• EXERCISE
Could you reproduce all of the following entries exactly?

Content starts

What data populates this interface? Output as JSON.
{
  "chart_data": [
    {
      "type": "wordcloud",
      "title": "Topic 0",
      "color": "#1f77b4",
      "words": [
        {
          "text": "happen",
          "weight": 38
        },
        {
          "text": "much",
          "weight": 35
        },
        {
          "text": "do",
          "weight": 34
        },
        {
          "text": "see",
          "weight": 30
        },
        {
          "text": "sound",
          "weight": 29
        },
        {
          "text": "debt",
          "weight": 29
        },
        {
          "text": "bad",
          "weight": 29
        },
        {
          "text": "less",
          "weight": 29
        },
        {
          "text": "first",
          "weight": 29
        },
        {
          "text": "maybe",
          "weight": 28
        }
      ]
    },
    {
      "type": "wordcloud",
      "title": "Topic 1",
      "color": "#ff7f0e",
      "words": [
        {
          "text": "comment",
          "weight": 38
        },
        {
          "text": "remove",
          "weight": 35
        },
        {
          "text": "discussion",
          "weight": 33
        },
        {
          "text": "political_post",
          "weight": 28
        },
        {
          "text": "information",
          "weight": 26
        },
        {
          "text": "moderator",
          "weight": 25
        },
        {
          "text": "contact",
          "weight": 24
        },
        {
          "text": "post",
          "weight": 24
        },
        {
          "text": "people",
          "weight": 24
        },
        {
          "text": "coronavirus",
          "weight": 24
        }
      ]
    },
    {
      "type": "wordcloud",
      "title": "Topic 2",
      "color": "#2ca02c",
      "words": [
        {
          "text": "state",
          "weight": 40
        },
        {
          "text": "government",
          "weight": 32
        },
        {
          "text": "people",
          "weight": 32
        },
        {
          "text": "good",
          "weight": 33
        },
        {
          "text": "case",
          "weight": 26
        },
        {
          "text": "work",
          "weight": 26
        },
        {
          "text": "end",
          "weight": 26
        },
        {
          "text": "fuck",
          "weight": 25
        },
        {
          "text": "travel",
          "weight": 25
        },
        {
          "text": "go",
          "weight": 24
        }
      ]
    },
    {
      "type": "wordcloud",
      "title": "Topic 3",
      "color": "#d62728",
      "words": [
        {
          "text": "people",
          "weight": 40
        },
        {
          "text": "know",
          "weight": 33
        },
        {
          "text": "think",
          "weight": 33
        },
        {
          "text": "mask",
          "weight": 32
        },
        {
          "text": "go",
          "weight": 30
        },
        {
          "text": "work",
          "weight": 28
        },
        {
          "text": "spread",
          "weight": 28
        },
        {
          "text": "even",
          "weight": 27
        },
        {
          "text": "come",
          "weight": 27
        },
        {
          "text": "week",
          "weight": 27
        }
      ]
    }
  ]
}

Content ends

• OUTPUT OF THE TASK
What data populates this interface? Output as JSON.
{
  "chart_data": [
    {
      "type": "wordcloud",
      "title": "Topic 0",
      "color": "#1f77b4",
      "words": [
        {
          "text": "happen",
          "weight": 38
        },
        {
          "text": "much",
          "weight": 35
        },
        {
          "text": "do",
          "weight": 34
        },
        {
          "text": "see",
          "weight": 30
        },
        {
          "text": "sound",
          "weight": 29
        },
        {
          "text": "debt",
          "weight": 29
        },
        {
          "text": "bad",
          "weight": 29
        },
        {
          "text": "less",
          "weight": 29
        },
        {
          "text": "first",
          "weight": 29
        },
        {
          "text": "maybe",
          "weight": 28
        }
      ]
    },
    {
      "type": "wordcloud",
      "title": "Topic 1",
      "color": "#ff7f0e",
      "words": [
        {
          "text": "comment",
          "weight": 38
        },
        {
          "text": "remove",
          "weight": 35
        },
        {
          "text": "discussion",
          "weight": 33
        },
        {
          "text": "political_post",
          "weight": 28
        },
        {
          "text": "information",
          "weight": 26
        },
        {
          "text": "moderator",
          "weight": 25
        },
        {
          "text": "contact",
          "weight": 24
        },
        {
          "text": "post",
          "weight": 24
        },
        {
          "text": "people",
          "weight": 24
        },
        {
          "text": "coronavirus",
          "weight": 24
        }
      ]
    },
    {
      "type": "wordcloud",
      "title": "Topic 2",
      "color": "#2ca02c",
      "words": [
        {
          "text": "state",
          "weight": 40
        },
        {
          "text": "government",
          "weight": 32
        },
        {
          "text": "people",
          "weight": 32
        },
        {
          "text": "good",
          "weight": 33
        },
        {
          "text": "case",
          "weight": 26
        },
        {
          "text": "work",
          "weight": 26
        },
        {
          "text": "end",
          "weight": 26
        },
        {
          "text": "fuck",
          "weight": 25
        },
        {
          "text": "travel",
          "weight": 25
        },
        {
          "text": "go",
          "weight": 24
        }
      ]
    },
    {
      "type": "wordcloud",
      "title": "Topic 3",
      "color": "#d62728",
      "words": [
        {
          "text": "people",
          "weight": 40
        },
        {
          "text": "know",
          "weight": 33
        },
        {
          "text": "think",
          "weight": 33
        },
        {
          "text": "mask",
          "weight": 32
        },
        {
          "text": "go",
          "weight": 30
        },
        {
          "text": "work",
          "weight": 28
        },
        {
          "text": "spread",
          "weight": 28
        },
        {
          "text": "even",
          "weight": 27
        },
        {
          "text": "come",
          "weight": 27
        },
        {
          "text": "week",
          "weight": 27
        }
      ]
    }
  ]
}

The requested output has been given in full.